The exercise => Report how many lines of the entries below contain the word "structure", and nothing more.

───── Provided records

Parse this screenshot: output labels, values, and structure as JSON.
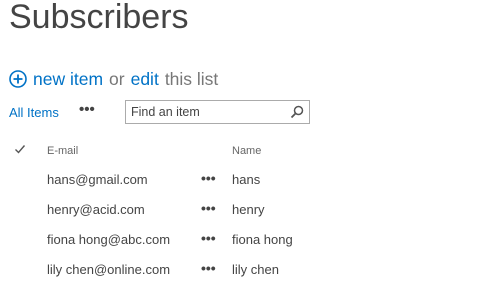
{
  "page": {
    "title": "Subscribers"
  },
  "actions": {
    "new_item": "new item",
    "or": "or",
    "edit": "edit",
    "this_list": "this list"
  },
  "view": {
    "current_view": "All Items",
    "more": "•••",
    "search_placeholder": "Find an item"
  },
  "table": {
    "columns": [
      "E-mail",
      "Name"
    ],
    "row_menu": "•••",
    "rows": [
      {
        "email": "hans@gmail.com",
        "name": "hans"
      },
      {
        "email": "henry@acid.com",
        "name": "henry"
      },
      {
        "email": "fiona hong@abc.com",
        "name": "fiona hong"
      },
      {
        "email": "lily chen@online.com",
        "name": "lily chen"
      }
    ]
  },
  "colors": {
    "link_blue": "#0072c6",
    "text": "#444444"
  },
  "icons": {
    "new_item": "plus-circle-icon",
    "search": "magnifier-icon",
    "select_all": "checkmark-icon"
  }
}
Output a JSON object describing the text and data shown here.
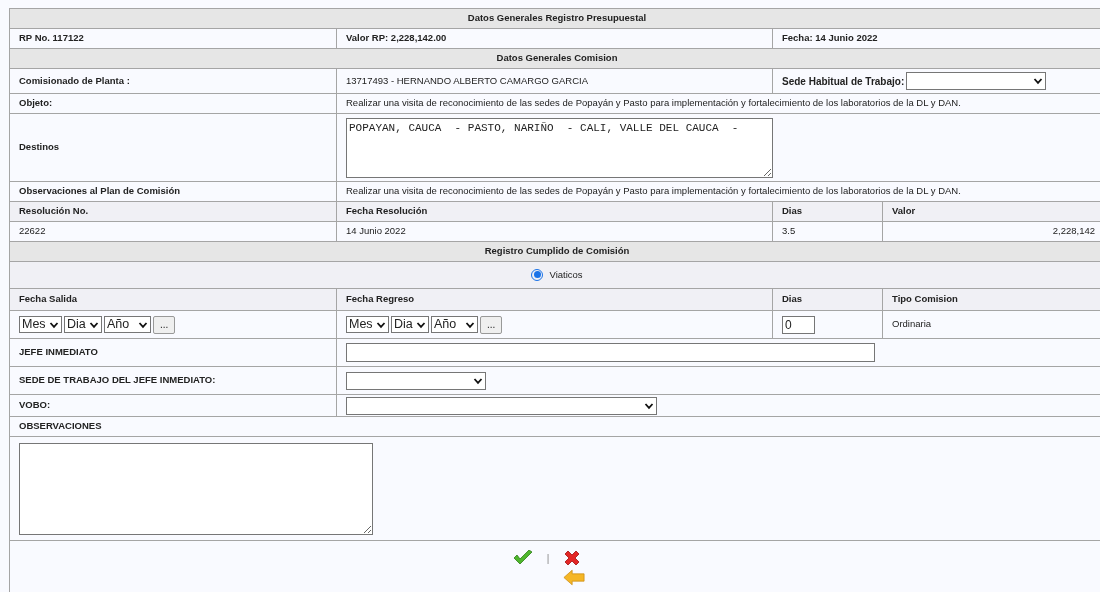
{
  "budget": {
    "title": "Datos Generales Registro Presupuestal",
    "rp_no": "RP No. 117122",
    "valor_rp": "Valor RP: 2,228,142.00",
    "fecha": "Fecha: 14 Junio 2022"
  },
  "commission": {
    "title": "Datos Generales Comision",
    "comisionado_label": "Comisionado de Planta :",
    "comisionado_value": "13717493 - HERNANDO ALBERTO CAMARGO GARCIA",
    "sede_label": "Sede Habitual de Trabajo:",
    "objeto_label": "Objeto:",
    "objeto_value": "Realizar una visita de reconocimiento de las sedes de Popayán y Pasto para implementación y fortalecimiento de los laboratorios de la DL y DAN.",
    "destinos_label": "Destinos",
    "destinos_value": "POPAYAN, CAUCA  - PASTO, NARIÑO  - CALI, VALLE DEL CAUCA  -",
    "observaciones_label": "Observaciones al Plan de Comisión",
    "observaciones_value": "Realizar una visita de reconocimiento de las sedes de Popayán y Pasto para implementación y fortalecimiento de los laboratorios de la DL y DAN."
  },
  "resolution": {
    "columns": [
      "Resolución No.",
      "Fecha Resolución",
      "Dias",
      "Valor"
    ],
    "values": [
      "22622",
      "14 Junio 2022",
      "3.5",
      "2,228,142"
    ]
  },
  "fulfilment": {
    "title": "Registro Cumplido de Comisión",
    "radio": {
      "label": "Viaticos",
      "selected": true
    },
    "columns": [
      "Fecha Salida",
      "Fecha Regreso",
      "Dias",
      "Tipo Comision"
    ],
    "dates": [
      {
        "month": "Mes",
        "day": "Dia",
        "year": "Año",
        "button": "..."
      },
      {
        "month": "Mes",
        "day": "Dia",
        "year": "Año",
        "button": "..."
      }
    ],
    "dias_value": "0",
    "tipo": "Ordinaria",
    "jefe_label": "JEFE INMEDIATO",
    "sede_jefe_label": "SEDE DE TRABAJO DEL JEFE INMEDIATO:",
    "vobo_label": "VOBO:",
    "observaciones_label": "OBSERVACIONES"
  },
  "actions": {
    "separator": "|"
  }
}
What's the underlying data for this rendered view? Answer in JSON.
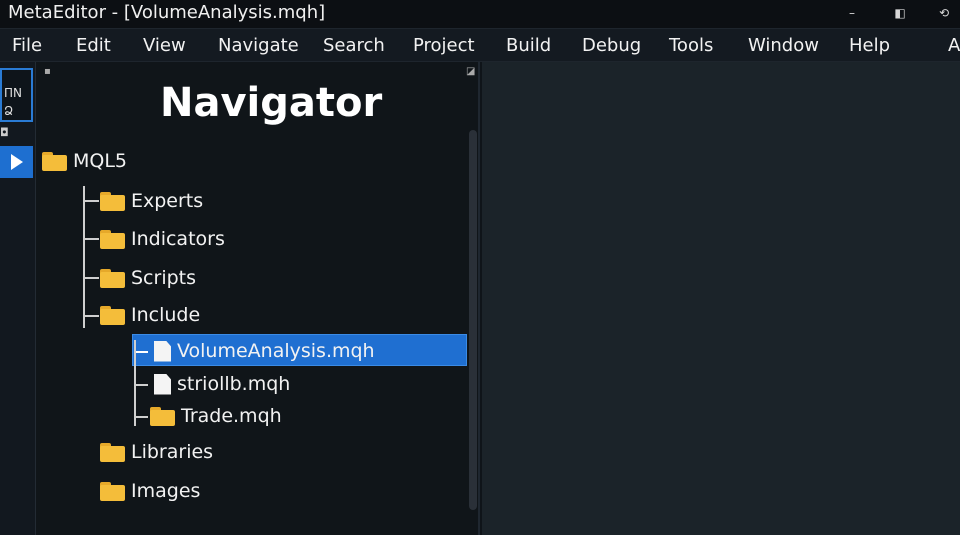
{
  "window": {
    "title": "MetaEditor - [VolumeAnalysis.mqh]",
    "controls": {
      "minimize": "–",
      "maximize": "◧",
      "close": "⟲"
    }
  },
  "menu": {
    "items": [
      "File",
      "Edit",
      "View",
      "Navigate",
      "Search",
      "Project",
      "Build",
      "Debug",
      "Tools",
      "Window",
      "Help"
    ],
    "overflow": "A"
  },
  "left_strip": {
    "line1": "ΠΝ",
    "line2": "Ձ",
    "small_icon": "◘"
  },
  "navigator": {
    "title": "Navigator",
    "pin_left": "▪",
    "pin_right": "◪",
    "tree": {
      "root": "MQL5",
      "children": [
        "Experts",
        "Indicators",
        "Scripts",
        "Include"
      ],
      "include_children": [
        "VolumeAnalysis.mqh",
        "striollb.mqh",
        "Trade.mqh"
      ],
      "after": [
        "Libraries",
        "Images"
      ],
      "selected": "VolumeAnalysis.mqh"
    }
  },
  "colors": {
    "selection": "#1f6fd1",
    "folder": "#f4bd3a",
    "editor_bg": "#1b2329"
  }
}
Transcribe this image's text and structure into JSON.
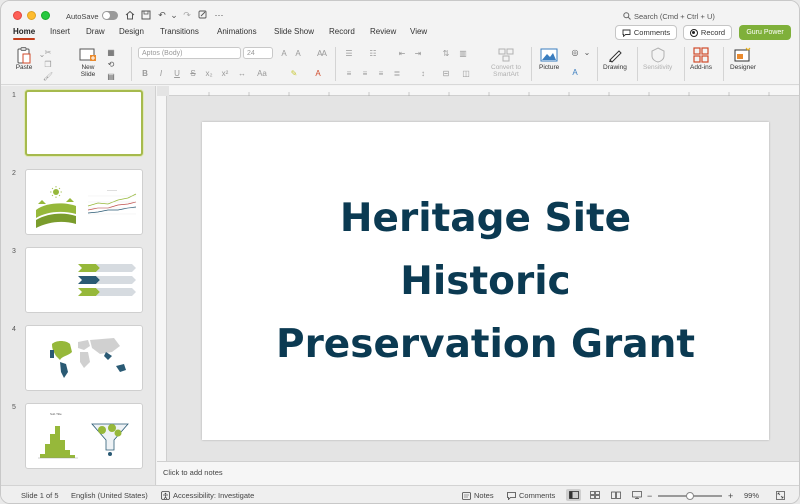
{
  "titlebar": {
    "autosave_label": "AutoSave",
    "search_placeholder": "Search (Cmd + Ctrl + U)"
  },
  "tabs": [
    "Home",
    "Insert",
    "Draw",
    "Design",
    "Transitions",
    "Animations",
    "Slide Show",
    "Record",
    "Review",
    "View"
  ],
  "topbuttons": {
    "comments": "Comments",
    "record": "Record",
    "guru": "Guru Power"
  },
  "ribbon": {
    "paste": "Paste",
    "new_slide": [
      "New",
      "Slide"
    ],
    "font_name": "Aptos (Body)",
    "font_size": "24",
    "convert_smartart": [
      "Convert to",
      "SmartArt"
    ],
    "picture": "Picture",
    "drawing": "Drawing",
    "sensitivity": "Sensitivity",
    "addins": "Add-ins",
    "designer": "Designer"
  },
  "slides": [
    {
      "number": "1"
    },
    {
      "number": "2"
    },
    {
      "number": "3"
    },
    {
      "number": "4"
    },
    {
      "number": "5"
    }
  ],
  "thumb5": {
    "title": "Sub Title"
  },
  "slide": {
    "title_lines": [
      "Heritage Site",
      "Historic",
      "Preservation Grant"
    ]
  },
  "notes_placeholder": "Click to add notes",
  "status": {
    "slide_of": "Slide 1 of 5",
    "language": "English (United States)",
    "accessibility": "Accessibility: Investigate",
    "notes": "Notes",
    "comments": "Comments",
    "zoom": "99%"
  },
  "colors": {
    "accent_tab": "#c43e1c",
    "title_text": "#0b3a52",
    "guru_button": "#7fb03a",
    "thumb_green": "#96b83a",
    "thumb_navy": "#2a5a74"
  }
}
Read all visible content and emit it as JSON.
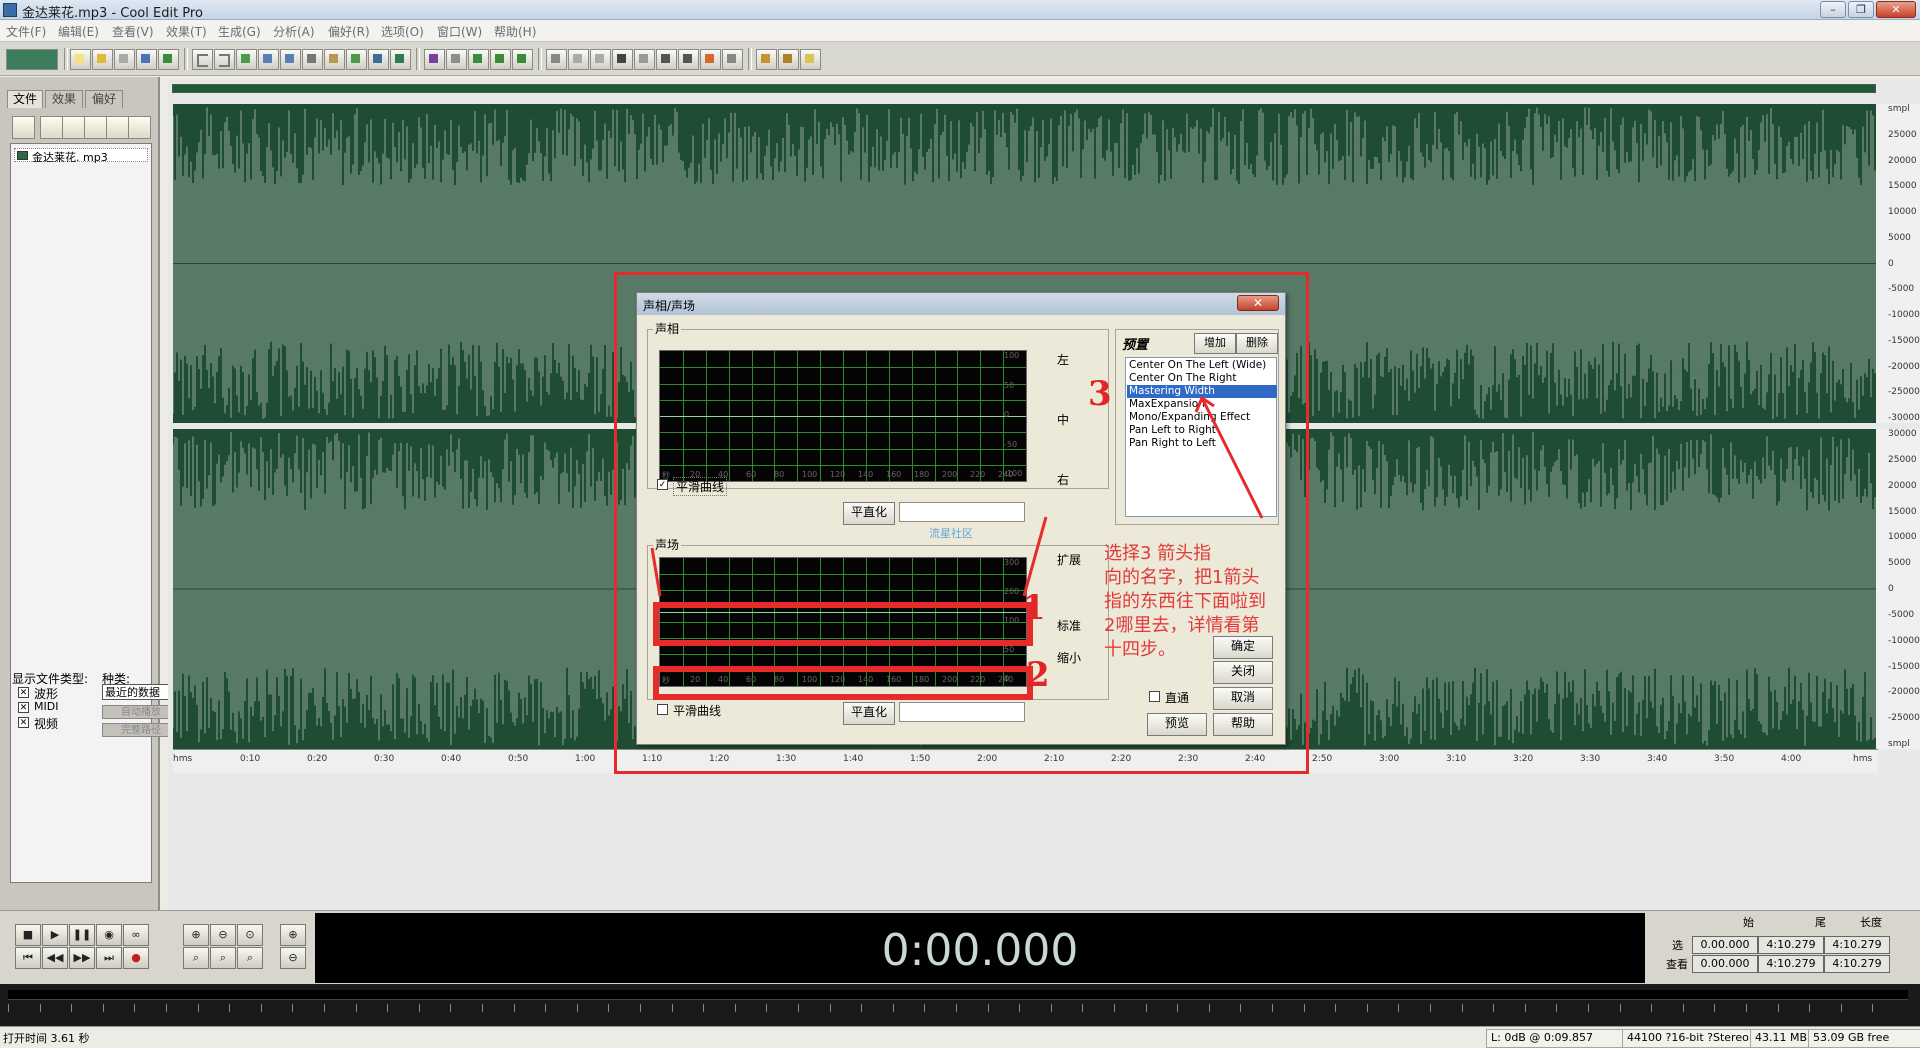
{
  "window": {
    "title": "金达莱花.mp3 - Cool Edit Pro",
    "min": "–",
    "max": "❐",
    "close": "✕"
  },
  "menu": [
    "文件(F)",
    "编辑(E)",
    "查看(V)",
    "效果(T)",
    "生成(G)",
    "分析(A)",
    "偏好(R)",
    "选项(O)",
    "窗口(W)",
    "帮助(H)"
  ],
  "left_panel": {
    "tabs": [
      "文件",
      "效果",
      "偏好"
    ],
    "file_item": "金达莱花. mp3",
    "show_type_label": "显示文件类型:",
    "kind_label": "种类:",
    "type_options": [
      "波形",
      "MIDI",
      "视频"
    ],
    "kind_value": "最近的数据",
    "autoplay_btn": "自动播放",
    "full_path_btn": "完整路径"
  },
  "wave": {
    "y_labels_top": [
      "smpl",
      "25000",
      "20000",
      "15000",
      "10000",
      "5000",
      "0",
      "-5000",
      "-10000",
      "-15000",
      "-20000",
      "-25000",
      "-30000"
    ],
    "y_labels_bot": [
      "30000",
      "25000",
      "20000",
      "15000",
      "10000",
      "5000",
      "0",
      "-5000",
      "-10000",
      "-15000",
      "-20000",
      "-25000",
      "smpl"
    ],
    "x_labels": [
      "hms",
      "0:10",
      "0:20",
      "0:30",
      "0:40",
      "0:50",
      "1:00",
      "1:10",
      "1:20",
      "1:30",
      "1:40",
      "1:50",
      "2:00",
      "2:10",
      "2:20",
      "2:30",
      "2:40",
      "2:50",
      "3:00",
      "3:10",
      "3:20",
      "3:30",
      "3:40",
      "3:50",
      "4:00",
      "hms"
    ],
    "color": "#1e4d33"
  },
  "dialog": {
    "title": "声相/声场",
    "close": "✕",
    "pan_group": "声相",
    "pan_right_labels": [
      "左",
      "中",
      "右"
    ],
    "pan_y_labels": [
      "100",
      "50",
      "0",
      "-50",
      "-100"
    ],
    "x_axis": [
      "秒",
      "20",
      "40",
      "60",
      "80",
      "100",
      "120",
      "140",
      "160",
      "180",
      "200",
      "220",
      "240"
    ],
    "smooth_curve": "平滑曲线",
    "flatten": "平直化",
    "stereo_group": "声场",
    "stereo_right_labels": [
      "扩展",
      "标准",
      "缩小"
    ],
    "stereo_y_labels": [
      "300",
      "200",
      "100",
      "50",
      "0"
    ],
    "watermark": "流星社区",
    "preset_title": "预置",
    "add": "增加",
    "delete": "删除",
    "presets": [
      "Center On The Left (Wide)",
      "Center On The Right",
      "Mastering Width",
      "MaxExpansion",
      "Mono/Expanding Effect",
      "Pan Left to Right",
      "Pan Right to Left"
    ],
    "selected_preset": 2,
    "ok": "确定",
    "close_btn": "关闭",
    "bypass": "直通",
    "cancel": "取消",
    "preview": "预览",
    "help": "帮助"
  },
  "annotation": {
    "text": [
      "选择3 箭头指",
      "向的名字，把1箭头",
      "指的东西往下面啦到",
      "2哪里去，详情看第",
      "十四步。"
    ],
    "num1": "1",
    "num2": "2",
    "num3": "3",
    "color": "#e72a2a"
  },
  "transport": {
    "time": "0:00.000",
    "col_headers": [
      "始",
      "尾",
      "长度"
    ],
    "row_sel": "选",
    "row_view": "查看",
    "sel_values": [
      "0.00.000",
      "4:10.279",
      "4:10.279"
    ],
    "view_values": [
      "0.00.000",
      "4:10.279",
      "4:10.279"
    ]
  },
  "status": {
    "open_time": "打开时间  3.61 秒",
    "level": "L: 0dB @  0:09.857",
    "format": "44100 ?16-bit ?Stereo",
    "size": "43.11 MB",
    "free": "53.09 GB free"
  }
}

──────────

Right answer => 2